§ To do: Below is a listing; copy all of it exactly.

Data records
- - - - - - -

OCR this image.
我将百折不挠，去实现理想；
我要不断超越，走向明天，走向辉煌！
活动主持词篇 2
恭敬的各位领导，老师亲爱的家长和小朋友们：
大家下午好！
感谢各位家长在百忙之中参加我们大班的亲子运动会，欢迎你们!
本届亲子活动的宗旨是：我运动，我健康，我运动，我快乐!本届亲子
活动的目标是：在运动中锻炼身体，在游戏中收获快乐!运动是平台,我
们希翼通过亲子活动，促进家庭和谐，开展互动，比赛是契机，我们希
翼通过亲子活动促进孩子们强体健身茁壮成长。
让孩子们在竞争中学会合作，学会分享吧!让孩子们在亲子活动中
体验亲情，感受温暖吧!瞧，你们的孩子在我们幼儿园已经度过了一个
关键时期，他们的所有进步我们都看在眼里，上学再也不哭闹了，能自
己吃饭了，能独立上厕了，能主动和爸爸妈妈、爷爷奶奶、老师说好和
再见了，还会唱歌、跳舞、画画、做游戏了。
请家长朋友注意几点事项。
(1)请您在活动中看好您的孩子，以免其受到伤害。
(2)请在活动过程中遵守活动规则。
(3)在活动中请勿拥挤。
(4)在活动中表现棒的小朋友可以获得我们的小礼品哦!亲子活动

- - - - - - -

§ Written response:
OCR this image.
我将百折不挠，去实现理想；
我要不断超越，走向明天，走向辉煌！
活动主持词篇 2
恭敬的各位领导，老师亲爱的家长和小朋友们：
大家下午好！
感谢各位家长在百忙之中参加我们大班的亲子运动会，欢迎你们!
本届亲子活动的宗旨是：我运动，我健康，我运动，我快乐!本届亲子
活动的目标是：在运动中锻炼身体，在游戏中收获快乐!运动是平台,我
们希翼通过亲子活动，促进家庭和谐，开展互动，比赛是契机，我们希
翼通过亲子活动促进孩子们强体健身茁壮成长。
让孩子们在竞争中学会合作，学会分享吧!让孩子们在亲子活动中
体验亲情，感受温暖吧!瞧，你们的孩子在我们幼儿园已经度过了一个
关键时期，他们的所有进步我们都看在眼里，上学再也不哭闹了，能自
己吃饭了，能独立上厕了，能主动和爸爸妈妈、爷爷奶奶、老师说好和
再见了，还会唱歌、跳舞、画画、做游戏了。
请家长朋友注意几点事项。
(1)请您在活动中看好您的孩子，以免其受到伤害。
(2)请在活动过程中遵守活动规则。
(3)在活动中请勿拥挤。
(4)在活动中表现棒的小朋友可以获得我们的小礼品哦!亲子活动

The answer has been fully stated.